Challenge = Give every entry again, unchanged, and leave its images out.

## Start Extracted information

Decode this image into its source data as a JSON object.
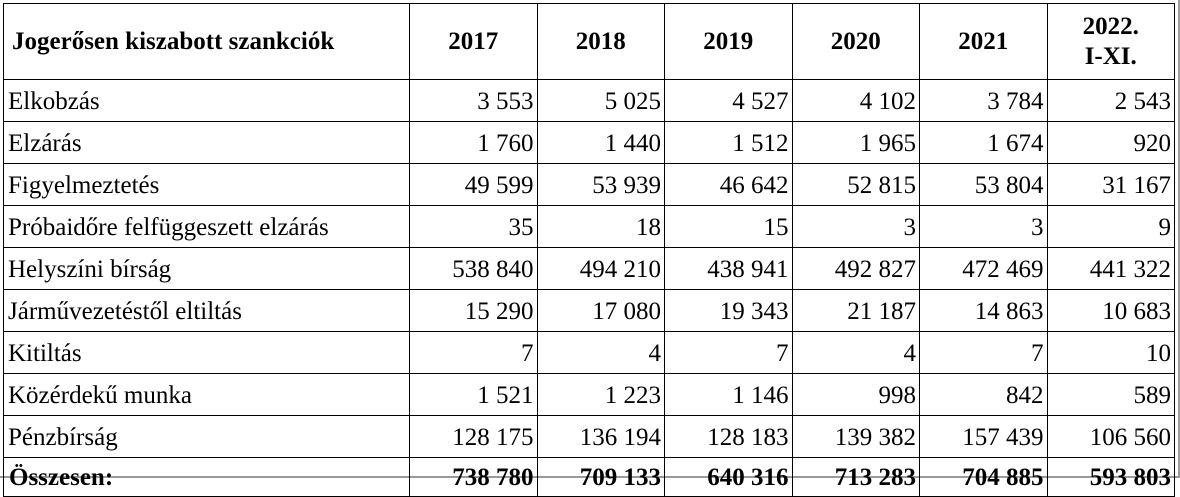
{
  "table": {
    "header": {
      "label": "Jogerősen kiszabott szankciók",
      "years": [
        "2017",
        "2018",
        "2019",
        "2020",
        "2021"
      ],
      "last_line1": "2022.",
      "last_line2": "I-XI."
    },
    "rows": [
      {
        "label": "Elkobzás",
        "values": [
          "3 553",
          "5 025",
          "4 527",
          "4 102",
          "3 784",
          "2 543"
        ]
      },
      {
        "label": "Elzárás",
        "values": [
          "1 760",
          "1 440",
          "1 512",
          "1 965",
          "1 674",
          "920"
        ]
      },
      {
        "label": "Figyelmeztetés",
        "values": [
          "49 599",
          "53 939",
          "46 642",
          "52 815",
          "53 804",
          "31 167"
        ]
      },
      {
        "label": "Próbaidőre felfüggeszett elzárás",
        "values": [
          "35",
          "18",
          "15",
          "3",
          "3",
          "9"
        ]
      },
      {
        "label": "Helyszíni bírság",
        "values": [
          "538 840",
          "494 210",
          "438 941",
          "492 827",
          "472 469",
          "441 322"
        ]
      },
      {
        "label": "Járművezetéstől eltiltás",
        "values": [
          "15 290",
          "17 080",
          "19 343",
          "21 187",
          "14 863",
          "10 683"
        ]
      },
      {
        "label": "Kitiltás",
        "values": [
          "7",
          "4",
          "7",
          "4",
          "7",
          "10"
        ]
      },
      {
        "label": "Közérdekű munka",
        "values": [
          "1 521",
          "1 223",
          "1 146",
          "998",
          "842",
          "589"
        ]
      },
      {
        "label": "Pénzbírság",
        "values": [
          "128 175",
          "136 194",
          "128 183",
          "139 382",
          "157 439",
          "106 560"
        ]
      }
    ],
    "total": {
      "label": "Összesen:",
      "values": [
        "738 780",
        "709 133",
        "640 316",
        "713 283",
        "704 885",
        "593 803"
      ]
    }
  }
}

## End Extracted information

Task response =
Decode this image into its source data as a JSON object.
{
  "table": {
    "header": {
      "label": "Jogerősen kiszabott szankciók",
      "years": [
        "2017",
        "2018",
        "2019",
        "2020",
        "2021"
      ],
      "last_line1": "2022.",
      "last_line2": "I-XI."
    },
    "rows": [
      {
        "label": "Elkobzás",
        "values": [
          "3 553",
          "5 025",
          "4 527",
          "4 102",
          "3 784",
          "2 543"
        ]
      },
      {
        "label": "Elzárás",
        "values": [
          "1 760",
          "1 440",
          "1 512",
          "1 965",
          "1 674",
          "920"
        ]
      },
      {
        "label": "Figyelmeztetés",
        "values": [
          "49 599",
          "53 939",
          "46 642",
          "52 815",
          "53 804",
          "31 167"
        ]
      },
      {
        "label": "Próbaidőre felfüggeszett elzárás",
        "values": [
          "35",
          "18",
          "15",
          "3",
          "3",
          "9"
        ]
      },
      {
        "label": "Helyszíni bírság",
        "values": [
          "538 840",
          "494 210",
          "438 941",
          "492 827",
          "472 469",
          "441 322"
        ]
      },
      {
        "label": "Járművezetéstől eltiltás",
        "values": [
          "15 290",
          "17 080",
          "19 343",
          "21 187",
          "14 863",
          "10 683"
        ]
      },
      {
        "label": "Kitiltás",
        "values": [
          "7",
          "4",
          "7",
          "4",
          "7",
          "10"
        ]
      },
      {
        "label": "Közérdekű munka",
        "values": [
          "1 521",
          "1 223",
          "1 146",
          "998",
          "842",
          "589"
        ]
      },
      {
        "label": "Pénzbírság",
        "values": [
          "128 175",
          "136 194",
          "128 183",
          "139 382",
          "157 439",
          "106 560"
        ]
      }
    ],
    "total": {
      "label": "Összesen:",
      "values": [
        "738 780",
        "709 133",
        "640 316",
        "713 283",
        "704 885",
        "593 803"
      ]
    }
  }
}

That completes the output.